Given text
Childhood interstitial lung disease, caused by genetic, immunological, and developmental lung issues, leads to interstitial lung abnormalities and impaired gas exchange, complicating diagnosis and classification (Kurland et al., 2013; O’Reilly et al., 2015). Most symptoms occur at infancy, in particular, unexplained respiratory distress in full-term neonates (O’Reilly et al., 2015), as observed in our patient. Male patients with respiratory phenotypes associated with rare FLNA loss-of-function mutations can survive into infancy owing to residual protein function but often experience a severe course (Desnous et al., 2024). De Wit et al. (2011b) first reported lung disease in patients with FLNA mutation. Patients with lung diseases related to FLNA mutations have a higher incidence of pneumonia, lung developmental defects, and respiratory failure, which can manifest at infancy (Sasaki et al., 2019). Abnormal FLNA interactions affect pulmonary viscoelastic properties and impair alveolar formation and growth (Meliota et al., 2022). Our patient had a slightly lower birth weight for gestational age and pulmonary hypoplasia requiring surfactant replacement therapy. Repeated imaging findings suggested emphysematous changes in the lungs. Additionally, the patient experienced recurrent respiratory failure at 2 months of age, with imaging findings suggestive of interstitial lung abnormalities. Similarly, Kinane et al. (2017) reported multiple unsuccessful extubation attempts. Cardiac color Doppler ultrasound of our patient revealed an increased pulmonary artery forward flow velocity, potentially indicating early pulmonary hypertension (PH), a rare manifestation in carriers of FLNA mutations (Hirashiki et al., 2017; Kinane et al., 2017). Pulmonary computed tomography and invasive hemodynamic assessment via catheterization were deferred owing to the high-risk condition of the patient and heightened radiosensitivity of infant tissues, and also based on the as-low-as-reasonably-achievable principle. Nevertheless, his persistent lung disease and hypoxemic respiratory failure, which are recognized in FLNA-related disorders, may have contributed to the development of PH and created a vicious cycle of clinical decline. Owing to the poor prognosis of PH, genetic testing is advised for pediatric cases. Moreover, pre-transplant evaluation may be considered, as CHD in FLNA-related disorders can complicate PH diagnosis (Demirel et al., 2018).

Given information
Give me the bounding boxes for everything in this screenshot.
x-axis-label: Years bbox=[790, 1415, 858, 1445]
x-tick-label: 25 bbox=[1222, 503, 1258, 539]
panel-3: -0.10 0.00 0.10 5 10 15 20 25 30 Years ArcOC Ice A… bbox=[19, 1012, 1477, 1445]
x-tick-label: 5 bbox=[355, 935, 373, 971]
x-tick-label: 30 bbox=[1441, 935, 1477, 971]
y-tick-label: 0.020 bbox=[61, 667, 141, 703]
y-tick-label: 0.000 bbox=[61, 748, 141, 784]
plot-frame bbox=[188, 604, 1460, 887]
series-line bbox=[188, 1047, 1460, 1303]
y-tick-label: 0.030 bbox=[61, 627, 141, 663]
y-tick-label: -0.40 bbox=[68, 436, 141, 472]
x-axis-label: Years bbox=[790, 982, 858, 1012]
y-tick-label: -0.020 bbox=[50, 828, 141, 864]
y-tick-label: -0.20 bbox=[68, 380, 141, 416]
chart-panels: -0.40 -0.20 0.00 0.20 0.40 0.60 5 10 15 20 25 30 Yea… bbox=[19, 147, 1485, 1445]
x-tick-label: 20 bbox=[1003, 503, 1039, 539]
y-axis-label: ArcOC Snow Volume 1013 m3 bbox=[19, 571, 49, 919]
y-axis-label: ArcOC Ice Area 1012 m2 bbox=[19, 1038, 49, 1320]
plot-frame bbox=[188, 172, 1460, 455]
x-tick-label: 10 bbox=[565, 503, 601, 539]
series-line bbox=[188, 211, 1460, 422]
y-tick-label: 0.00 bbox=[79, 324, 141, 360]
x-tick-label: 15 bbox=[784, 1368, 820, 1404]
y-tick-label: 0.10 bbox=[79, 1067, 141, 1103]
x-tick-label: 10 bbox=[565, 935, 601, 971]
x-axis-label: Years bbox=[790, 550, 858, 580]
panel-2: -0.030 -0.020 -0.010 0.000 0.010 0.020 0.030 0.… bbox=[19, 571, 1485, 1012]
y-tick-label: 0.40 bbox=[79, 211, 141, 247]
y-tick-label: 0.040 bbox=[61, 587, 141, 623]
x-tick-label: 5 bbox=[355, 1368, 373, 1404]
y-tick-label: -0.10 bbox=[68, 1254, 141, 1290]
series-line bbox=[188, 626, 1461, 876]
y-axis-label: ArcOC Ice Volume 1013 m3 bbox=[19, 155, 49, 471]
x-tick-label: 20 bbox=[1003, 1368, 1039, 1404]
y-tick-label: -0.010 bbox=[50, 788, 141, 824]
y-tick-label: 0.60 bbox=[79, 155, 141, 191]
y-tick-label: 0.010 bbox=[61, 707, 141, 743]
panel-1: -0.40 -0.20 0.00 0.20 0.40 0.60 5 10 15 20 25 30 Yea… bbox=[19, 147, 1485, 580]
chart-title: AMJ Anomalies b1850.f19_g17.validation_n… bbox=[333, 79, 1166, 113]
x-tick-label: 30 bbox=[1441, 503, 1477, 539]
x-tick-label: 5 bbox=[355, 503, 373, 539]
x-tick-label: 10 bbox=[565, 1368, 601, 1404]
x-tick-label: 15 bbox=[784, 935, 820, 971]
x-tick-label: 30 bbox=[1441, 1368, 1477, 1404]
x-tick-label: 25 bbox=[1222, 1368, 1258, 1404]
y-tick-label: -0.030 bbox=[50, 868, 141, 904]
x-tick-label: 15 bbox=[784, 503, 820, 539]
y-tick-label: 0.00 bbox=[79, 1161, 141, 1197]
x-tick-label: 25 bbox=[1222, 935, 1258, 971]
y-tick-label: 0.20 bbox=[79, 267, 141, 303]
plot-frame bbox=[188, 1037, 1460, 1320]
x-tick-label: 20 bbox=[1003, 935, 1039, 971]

Work order
Go on with the text on FLNA-related lung disease in infancy, starting after its last sentence. The entries were taken from a different source than the text on FLNA-related lung disease.

Your response
We discovered a novel loss-of-function mutation in FLNA associated with multi-organ involvement in a male patient, particularly atypical respiratory and gastrointestinal symptoms. This finding expands the phenotypic range of FLNA-related disorders, suggesting a role for FLNA in lung development, intestinal motility, and immune function. However, the lack of assessment of FLNA expression in intestinal tissues, quantitative assessment of immune cell functionality, and functional validation of FLNA—including measurement of residual protein expression—restricts causal conclusions. Furthermore, morphological features were not documented photographically owing to the patient’s demise, preventing visual validation. Future studies should delve deeper into the potential role of FLNA in the involved organ systems and determine whether earlier interventions could have changed the reported outcomes.

In conclusion, this case expands the phenotypic spectrum of a rare FLNA nonsense mutation by delineating between well-established, typical manifestations and severe, nonspecific complications that likely represent the downstream effects of multisystem failure and immune dysregulation. This distinction refines the phenotypic map of FLNA-related disorders and underscores the importance of vigilant multi-organ surveillance and early aggressive management in affected patients.

Data availability statement

The original contributions presented in the study are included in the article/Supplementary Material, further inquiries can be directed to the corresponding author.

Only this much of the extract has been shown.